## What is required
Without altering anything, output the material below.

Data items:
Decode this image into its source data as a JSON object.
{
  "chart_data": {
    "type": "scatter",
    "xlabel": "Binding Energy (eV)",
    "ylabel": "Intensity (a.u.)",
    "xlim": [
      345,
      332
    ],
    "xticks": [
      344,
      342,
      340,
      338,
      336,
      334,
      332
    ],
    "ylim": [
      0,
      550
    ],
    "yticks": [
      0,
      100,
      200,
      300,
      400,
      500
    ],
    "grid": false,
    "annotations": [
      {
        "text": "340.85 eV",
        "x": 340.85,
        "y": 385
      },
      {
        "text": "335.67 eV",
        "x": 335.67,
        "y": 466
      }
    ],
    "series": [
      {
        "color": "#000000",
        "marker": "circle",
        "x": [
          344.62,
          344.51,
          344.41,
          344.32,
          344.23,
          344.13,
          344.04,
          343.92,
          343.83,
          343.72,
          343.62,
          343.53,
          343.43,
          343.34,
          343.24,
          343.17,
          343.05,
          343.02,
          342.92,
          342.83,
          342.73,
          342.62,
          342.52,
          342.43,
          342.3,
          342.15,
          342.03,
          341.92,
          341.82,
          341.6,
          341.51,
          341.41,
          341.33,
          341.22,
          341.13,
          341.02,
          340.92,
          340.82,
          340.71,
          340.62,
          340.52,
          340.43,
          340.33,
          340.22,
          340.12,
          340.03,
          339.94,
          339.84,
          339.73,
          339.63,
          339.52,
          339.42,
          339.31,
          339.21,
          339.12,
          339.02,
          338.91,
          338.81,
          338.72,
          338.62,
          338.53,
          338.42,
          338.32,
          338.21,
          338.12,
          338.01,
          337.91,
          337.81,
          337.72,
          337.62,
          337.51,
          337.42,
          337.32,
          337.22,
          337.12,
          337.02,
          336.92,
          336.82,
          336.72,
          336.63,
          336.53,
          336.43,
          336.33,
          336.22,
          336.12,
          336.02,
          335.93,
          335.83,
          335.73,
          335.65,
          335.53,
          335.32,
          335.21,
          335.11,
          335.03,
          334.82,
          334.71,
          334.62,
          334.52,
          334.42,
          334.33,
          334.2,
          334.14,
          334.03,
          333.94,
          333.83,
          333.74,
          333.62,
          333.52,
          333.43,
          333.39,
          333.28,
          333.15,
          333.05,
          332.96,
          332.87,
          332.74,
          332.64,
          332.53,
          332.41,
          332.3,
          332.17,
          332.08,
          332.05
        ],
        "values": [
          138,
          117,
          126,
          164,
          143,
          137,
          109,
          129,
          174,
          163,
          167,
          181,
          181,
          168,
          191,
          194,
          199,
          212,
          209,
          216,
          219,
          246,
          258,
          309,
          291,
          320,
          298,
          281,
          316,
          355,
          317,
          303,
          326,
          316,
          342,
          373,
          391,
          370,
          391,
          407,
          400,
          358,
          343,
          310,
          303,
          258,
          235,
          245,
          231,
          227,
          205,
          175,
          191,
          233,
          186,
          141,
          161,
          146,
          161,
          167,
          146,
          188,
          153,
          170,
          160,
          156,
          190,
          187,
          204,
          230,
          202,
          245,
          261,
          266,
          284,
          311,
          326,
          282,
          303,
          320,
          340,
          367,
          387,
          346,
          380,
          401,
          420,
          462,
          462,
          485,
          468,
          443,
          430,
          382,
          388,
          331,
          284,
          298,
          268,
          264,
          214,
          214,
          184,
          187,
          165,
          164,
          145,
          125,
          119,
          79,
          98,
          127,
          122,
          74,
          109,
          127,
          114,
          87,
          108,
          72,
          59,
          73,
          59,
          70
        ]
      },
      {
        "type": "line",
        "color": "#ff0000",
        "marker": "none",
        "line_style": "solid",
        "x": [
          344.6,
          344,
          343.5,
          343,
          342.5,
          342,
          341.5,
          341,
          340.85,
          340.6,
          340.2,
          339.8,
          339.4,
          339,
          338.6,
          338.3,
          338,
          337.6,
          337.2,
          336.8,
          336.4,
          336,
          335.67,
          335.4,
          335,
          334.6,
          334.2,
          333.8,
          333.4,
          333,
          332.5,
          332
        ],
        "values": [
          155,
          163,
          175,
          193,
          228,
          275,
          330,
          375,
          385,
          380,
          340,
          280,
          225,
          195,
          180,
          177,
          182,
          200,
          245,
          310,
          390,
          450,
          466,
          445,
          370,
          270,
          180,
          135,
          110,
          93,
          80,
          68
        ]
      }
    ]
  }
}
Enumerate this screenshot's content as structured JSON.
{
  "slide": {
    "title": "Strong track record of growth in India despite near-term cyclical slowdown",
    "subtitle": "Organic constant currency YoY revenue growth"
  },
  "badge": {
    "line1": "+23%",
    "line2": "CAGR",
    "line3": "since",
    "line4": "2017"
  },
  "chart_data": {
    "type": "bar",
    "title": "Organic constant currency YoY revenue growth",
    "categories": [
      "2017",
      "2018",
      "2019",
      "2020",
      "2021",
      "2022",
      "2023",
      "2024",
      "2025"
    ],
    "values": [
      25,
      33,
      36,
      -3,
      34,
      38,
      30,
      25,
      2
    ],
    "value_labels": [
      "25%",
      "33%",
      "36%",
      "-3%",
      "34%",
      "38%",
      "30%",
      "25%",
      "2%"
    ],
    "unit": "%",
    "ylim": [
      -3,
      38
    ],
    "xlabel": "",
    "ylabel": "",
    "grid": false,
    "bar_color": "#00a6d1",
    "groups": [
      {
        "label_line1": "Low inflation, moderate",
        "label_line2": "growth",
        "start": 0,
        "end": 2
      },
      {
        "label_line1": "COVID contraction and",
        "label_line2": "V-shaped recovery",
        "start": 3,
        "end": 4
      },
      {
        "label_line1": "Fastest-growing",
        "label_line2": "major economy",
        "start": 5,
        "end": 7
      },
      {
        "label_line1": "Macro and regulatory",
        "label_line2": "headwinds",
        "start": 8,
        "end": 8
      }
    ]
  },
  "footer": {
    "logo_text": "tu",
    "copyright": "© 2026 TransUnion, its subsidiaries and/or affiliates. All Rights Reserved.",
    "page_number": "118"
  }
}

## Full output
Decode this image into its source data as a JSON object.
{
  "chart_data": {
    "type": "scatter",
    "xlabel": "Binding Energy (eV)",
    "ylabel": "Intensity (a.u.)",
    "xlim": [
      345,
      332
    ],
    "xticks": [
      344,
      342,
      340,
      338,
      336,
      334,
      332
    ],
    "ylim": [
      0,
      550
    ],
    "yticks": [
      0,
      100,
      200,
      300,
      400,
      500
    ],
    "grid": false,
    "annotations": [
      {
        "text": "340.85 eV",
        "x": 340.85,
        "y": 385
      },
      {
        "text": "335.67 eV",
        "x": 335.67,
        "y": 466
      }
    ],
    "series": [
      {
        "color": "#000000",
        "marker": "circle",
        "x": [
          344.62,
          344.51,
          344.41,
          344.32,
          344.23,
          344.13,
          344.04,
          343.92,
          343.83,
          343.72,
          343.62,
          343.53,
          343.43,
          343.34,
          343.24,
          343.17,
          343.05,
          343.02,
          342.92,
          342.83,
          342.73,
          342.62,
          342.52,
          342.43,
          342.3,
          342.15,
          342.03,
          341.92,
          341.82,
          341.6,
          341.51,
          341.41,
          341.33,
          341.22,
          341.13,
          341.02,
          340.92,
          340.82,
          340.71,
          340.62,
          340.52,
          340.43,
          340.33,
          340.22,
          340.12,
          340.03,
          339.94,
          339.84,
          339.73,
          339.63,
          339.52,
          339.42,
          339.31,
          339.21,
          339.12,
          339.02,
          338.91,
          338.81,
          338.72,
          338.62,
          338.53,
          338.42,
          338.32,
          338.21,
          338.12,
          338.01,
          337.91,
          337.81,
          337.72,
          337.62,
          337.51,
          337.42,
          337.32,
          337.22,
          337.12,
          337.02,
          336.92,
          336.82,
          336.72,
          336.63,
          336.53,
          336.43,
          336.33,
          336.22,
          336.12,
          336.02,
          335.93,
          335.83,
          335.73,
          335.65,
          335.53,
          335.32,
          335.21,
          335.11,
          335.03,
          334.82,
          334.71,
          334.62,
          334.52,
          334.42,
          334.33,
          334.2,
          334.14,
          334.03,
          333.94,
          333.83,
          333.74,
          333.62,
          333.52,
          333.43,
          333.39,
          333.28,
          333.15,
          333.05,
          332.96,
          332.87,
          332.74,
          332.64,
          332.53,
          332.41,
          332.3,
          332.17,
          332.08,
          332.05
        ],
        "values": [
          138,
          117,
          126,
          164,
          143,
          137,
          109,
          129,
          174,
          163,
          167,
          181,
          181,
          168,
          191,
          194,
          199,
          212,
          209,
          216,
          219,
          246,
          258,
          309,
          291,
          320,
          298,
          281,
          316,
          355,
          317,
          303,
          326,
          316,
          342,
          373,
          391,
          370,
          391,
          407,
          400,
          358,
          343,
          310,
          303,
          258,
          235,
          245,
          231,
          227,
          205,
          175,
          191,
          233,
          186,
          141,
          161,
          146,
          161,
          167,
          146,
          188,
          153,
          170,
          160,
          156,
          190,
          187,
          204,
          230,
          202,
          245,
          261,
          266,
          284,
          311,
          326,
          282,
          303,
          320,
          340,
          367,
          387,
          346,
          380,
          401,
          420,
          462,
          462,
          485,
          468,
          443,
          430,
          382,
          388,
          331,
          284,
          298,
          268,
          264,
          214,
          214,
          184,
          187,
          165,
          164,
          145,
          125,
          119,
          79,
          98,
          127,
          122,
          74,
          109,
          127,
          114,
          87,
          108,
          72,
          59,
          73,
          59,
          70
        ]
      },
      {
        "type": "line",
        "color": "#ff0000",
        "marker": "none",
        "line_style": "solid",
        "x": [
          344.6,
          344,
          343.5,
          343,
          342.5,
          342,
          341.5,
          341,
          340.85,
          340.6,
          340.2,
          339.8,
          339.4,
          339,
          338.6,
          338.3,
          338,
          337.6,
          337.2,
          336.8,
          336.4,
          336,
          335.67,
          335.4,
          335,
          334.6,
          334.2,
          333.8,
          333.4,
          333,
          332.5,
          332
        ],
        "values": [
          155,
          163,
          175,
          193,
          228,
          275,
          330,
          375,
          385,
          380,
          340,
          280,
          225,
          195,
          180,
          177,
          182,
          200,
          245,
          310,
          390,
          450,
          466,
          445,
          370,
          270,
          180,
          135,
          110,
          93,
          80,
          68
        ]
      }
    ]
  }
}
Enumerate this screenshot's content as structured JSON.
{
  "slide": {
    "title": "Strong track record of growth in India despite near-term cyclical slowdown",
    "subtitle": "Organic constant currency YoY revenue growth"
  },
  "badge": {
    "line1": "+23%",
    "line2": "CAGR",
    "line3": "since",
    "line4": "2017"
  },
  "chart_data": {
    "type": "bar",
    "title": "Organic constant currency YoY revenue growth",
    "categories": [
      "2017",
      "2018",
      "2019",
      "2020",
      "2021",
      "2022",
      "2023",
      "2024",
      "2025"
    ],
    "values": [
      25,
      33,
      36,
      -3,
      34,
      38,
      30,
      25,
      2
    ],
    "value_labels": [
      "25%",
      "33%",
      "36%",
      "-3%",
      "34%",
      "38%",
      "30%",
      "25%",
      "2%"
    ],
    "unit": "%",
    "ylim": [
      -3,
      38
    ],
    "xlabel": "",
    "ylabel": "",
    "grid": false,
    "bar_color": "#00a6d1",
    "groups": [
      {
        "label_line1": "Low inflation, moderate",
        "label_line2": "growth",
        "start": 0,
        "end": 2
      },
      {
        "label_line1": "COVID contraction and",
        "label_line2": "V-shaped recovery",
        "start": 3,
        "end": 4
      },
      {
        "label_line1": "Fastest-growing",
        "label_line2": "major economy",
        "start": 5,
        "end": 7
      },
      {
        "label_line1": "Macro and regulatory",
        "label_line2": "headwinds",
        "start": 8,
        "end": 8
      }
    ]
  },
  "footer": {
    "logo_text": "tu",
    "copyright": "© 2026 TransUnion, its subsidiaries and/or affiliates. All Rights Reserved.",
    "page_number": "118"
  }
}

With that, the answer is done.